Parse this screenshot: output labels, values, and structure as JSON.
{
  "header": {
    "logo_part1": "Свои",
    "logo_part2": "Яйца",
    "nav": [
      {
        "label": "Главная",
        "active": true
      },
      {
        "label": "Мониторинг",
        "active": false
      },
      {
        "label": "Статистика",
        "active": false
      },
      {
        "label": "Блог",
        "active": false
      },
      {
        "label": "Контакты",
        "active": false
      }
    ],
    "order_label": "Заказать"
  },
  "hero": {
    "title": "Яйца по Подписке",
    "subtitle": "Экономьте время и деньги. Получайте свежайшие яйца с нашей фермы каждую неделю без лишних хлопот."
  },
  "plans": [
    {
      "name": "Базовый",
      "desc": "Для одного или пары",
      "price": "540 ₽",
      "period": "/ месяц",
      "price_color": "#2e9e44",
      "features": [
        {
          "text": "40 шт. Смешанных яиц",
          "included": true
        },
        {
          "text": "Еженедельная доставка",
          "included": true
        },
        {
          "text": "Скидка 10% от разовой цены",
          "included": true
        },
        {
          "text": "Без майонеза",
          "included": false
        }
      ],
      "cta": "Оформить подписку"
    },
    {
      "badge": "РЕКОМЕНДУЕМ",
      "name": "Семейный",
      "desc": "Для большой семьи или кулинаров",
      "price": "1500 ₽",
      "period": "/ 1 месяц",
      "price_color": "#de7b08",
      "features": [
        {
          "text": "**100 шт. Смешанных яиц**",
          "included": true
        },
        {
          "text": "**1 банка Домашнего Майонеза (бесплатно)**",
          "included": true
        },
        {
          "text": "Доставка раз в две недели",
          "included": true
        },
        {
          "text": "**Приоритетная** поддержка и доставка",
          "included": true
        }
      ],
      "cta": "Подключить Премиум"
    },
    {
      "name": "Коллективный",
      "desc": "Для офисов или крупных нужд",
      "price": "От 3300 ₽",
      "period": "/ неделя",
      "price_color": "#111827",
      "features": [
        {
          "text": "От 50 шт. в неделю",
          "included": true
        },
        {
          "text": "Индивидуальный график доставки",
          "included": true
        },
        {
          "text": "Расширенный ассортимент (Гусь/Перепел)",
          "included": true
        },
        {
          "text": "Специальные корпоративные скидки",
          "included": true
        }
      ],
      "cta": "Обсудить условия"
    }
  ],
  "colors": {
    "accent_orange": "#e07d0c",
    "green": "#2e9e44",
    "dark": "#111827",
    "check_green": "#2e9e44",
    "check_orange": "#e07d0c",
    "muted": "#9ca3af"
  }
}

SET PROBLEM ▸ Retype the records in full. Keep every line identical to the original.

THE COMPLETED TASK ▸
Parse this screenshot: output labels, values, and structure as JSON.
{
  "header": {
    "logo_part1": "Свои",
    "logo_part2": "Яйца",
    "nav": [
      {
        "label": "Главная",
        "active": true
      },
      {
        "label": "Мониторинг",
        "active": false
      },
      {
        "label": "Статистика",
        "active": false
      },
      {
        "label": "Блог",
        "active": false
      },
      {
        "label": "Контакты",
        "active": false
      }
    ],
    "order_label": "Заказать"
  },
  "hero": {
    "title": "Яйца по Подписке",
    "subtitle": "Экономьте время и деньги. Получайте свежайшие яйца с нашей фермы каждую неделю без лишних хлопот."
  },
  "plans": [
    {
      "name": "Базовый",
      "desc": "Для одного или пары",
      "price": "540 ₽",
      "period": "/ месяц",
      "price_color": "#2e9e44",
      "features": [
        {
          "text": "40 шт. Смешанных яиц",
          "included": true
        },
        {
          "text": "Еженедельная доставка",
          "included": true
        },
        {
          "text": "Скидка 10% от разовой цены",
          "included": true
        },
        {
          "text": "Без майонеза",
          "included": false
        }
      ],
      "cta": "Оформить подписку"
    },
    {
      "badge": "РЕКОМЕНДУЕМ",
      "name": "Семейный",
      "desc": "Для большой семьи или кулинаров",
      "price": "1500 ₽",
      "period": "/ 1 месяц",
      "price_color": "#de7b08",
      "features": [
        {
          "text": "**100 шт. Смешанных яиц**",
          "included": true
        },
        {
          "text": "**1 банка Домашнего Майонеза (бесплатно)**",
          "included": true
        },
        {
          "text": "Доставка раз в две недели",
          "included": true
        },
        {
          "text": "**Приоритетная** поддержка и доставка",
          "included": true
        }
      ],
      "cta": "Подключить Премиум"
    },
    {
      "name": "Коллективный",
      "desc": "Для офисов или крупных нужд",
      "price": "От 3300 ₽",
      "period": "/ неделя",
      "price_color": "#111827",
      "features": [
        {
          "text": "От 50 шт. в неделю",
          "included": true
        },
        {
          "text": "Индивидуальный график доставки",
          "included": true
        },
        {
          "text": "Расширенный ассортимент (Гусь/Перепел)",
          "included": true
        },
        {
          "text": "Специальные корпоративные скидки",
          "included": true
        }
      ],
      "cta": "Обсудить условия"
    }
  ],
  "colors": {
    "accent_orange": "#e07d0c",
    "green": "#2e9e44",
    "dark": "#111827",
    "check_green": "#2e9e44",
    "check_orange": "#e07d0c",
    "muted": "#9ca3af"
  }
}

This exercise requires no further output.